A run of records:
※
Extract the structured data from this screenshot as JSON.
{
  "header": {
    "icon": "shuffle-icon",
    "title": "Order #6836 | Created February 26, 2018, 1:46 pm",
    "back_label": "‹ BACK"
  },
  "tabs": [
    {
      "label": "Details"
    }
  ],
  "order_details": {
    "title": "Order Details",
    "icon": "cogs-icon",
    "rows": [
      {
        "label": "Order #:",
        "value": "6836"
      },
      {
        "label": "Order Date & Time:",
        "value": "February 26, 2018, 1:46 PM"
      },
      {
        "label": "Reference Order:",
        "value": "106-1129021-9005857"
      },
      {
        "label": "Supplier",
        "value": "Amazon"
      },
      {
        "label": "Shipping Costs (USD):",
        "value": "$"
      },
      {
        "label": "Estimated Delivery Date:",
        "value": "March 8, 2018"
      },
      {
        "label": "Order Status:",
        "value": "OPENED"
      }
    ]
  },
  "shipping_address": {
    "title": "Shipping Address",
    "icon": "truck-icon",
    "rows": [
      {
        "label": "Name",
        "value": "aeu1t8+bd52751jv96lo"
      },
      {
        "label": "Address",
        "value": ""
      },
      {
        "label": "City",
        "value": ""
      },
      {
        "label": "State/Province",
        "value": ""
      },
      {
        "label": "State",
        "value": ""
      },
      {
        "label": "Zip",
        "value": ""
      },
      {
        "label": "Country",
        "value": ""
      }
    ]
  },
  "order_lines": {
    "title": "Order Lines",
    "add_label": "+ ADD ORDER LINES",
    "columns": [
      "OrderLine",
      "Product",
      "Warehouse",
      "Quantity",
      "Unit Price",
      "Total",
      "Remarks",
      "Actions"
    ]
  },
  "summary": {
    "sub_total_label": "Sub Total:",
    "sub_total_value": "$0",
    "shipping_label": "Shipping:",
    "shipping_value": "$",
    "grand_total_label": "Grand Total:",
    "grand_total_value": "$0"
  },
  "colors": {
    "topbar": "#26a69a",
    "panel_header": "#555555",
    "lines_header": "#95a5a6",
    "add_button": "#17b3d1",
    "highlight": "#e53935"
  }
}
※
Instructions to follow: Reproduce the whole listing word for word.

Answer for the task:
Extract the structured data from this screenshot as JSON.
{
  "header": {
    "icon": "shuffle-icon",
    "title": "Order #6836 | Created February 26, 2018, 1:46 pm",
    "back_label": "‹ BACK"
  },
  "tabs": [
    {
      "label": "Details"
    }
  ],
  "order_details": {
    "title": "Order Details",
    "icon": "cogs-icon",
    "rows": [
      {
        "label": "Order #:",
        "value": "6836"
      },
      {
        "label": "Order Date & Time:",
        "value": "February 26, 2018, 1:46 PM"
      },
      {
        "label": "Reference Order:",
        "value": "106-1129021-9005857"
      },
      {
        "label": "Supplier",
        "value": "Amazon"
      },
      {
        "label": "Shipping Costs (USD):",
        "value": "$"
      },
      {
        "label": "Estimated Delivery Date:",
        "value": "March 8, 2018"
      },
      {
        "label": "Order Status:",
        "value": "OPENED"
      }
    ]
  },
  "shipping_address": {
    "title": "Shipping Address",
    "icon": "truck-icon",
    "rows": [
      {
        "label": "Name",
        "value": "aeu1t8+bd52751jv96lo"
      },
      {
        "label": "Address",
        "value": ""
      },
      {
        "label": "City",
        "value": ""
      },
      {
        "label": "State/Province",
        "value": ""
      },
      {
        "label": "State",
        "value": ""
      },
      {
        "label": "Zip",
        "value": ""
      },
      {
        "label": "Country",
        "value": ""
      }
    ]
  },
  "order_lines": {
    "title": "Order Lines",
    "add_label": "+ ADD ORDER LINES",
    "columns": [
      "OrderLine",
      "Product",
      "Warehouse",
      "Quantity",
      "Unit Price",
      "Total",
      "Remarks",
      "Actions"
    ]
  },
  "summary": {
    "sub_total_label": "Sub Total:",
    "sub_total_value": "$0",
    "shipping_label": "Shipping:",
    "shipping_value": "$",
    "grand_total_label": "Grand Total:",
    "grand_total_value": "$0"
  },
  "colors": {
    "topbar": "#26a69a",
    "panel_header": "#555555",
    "lines_header": "#95a5a6",
    "add_button": "#17b3d1",
    "highlight": "#e53935"
  }
}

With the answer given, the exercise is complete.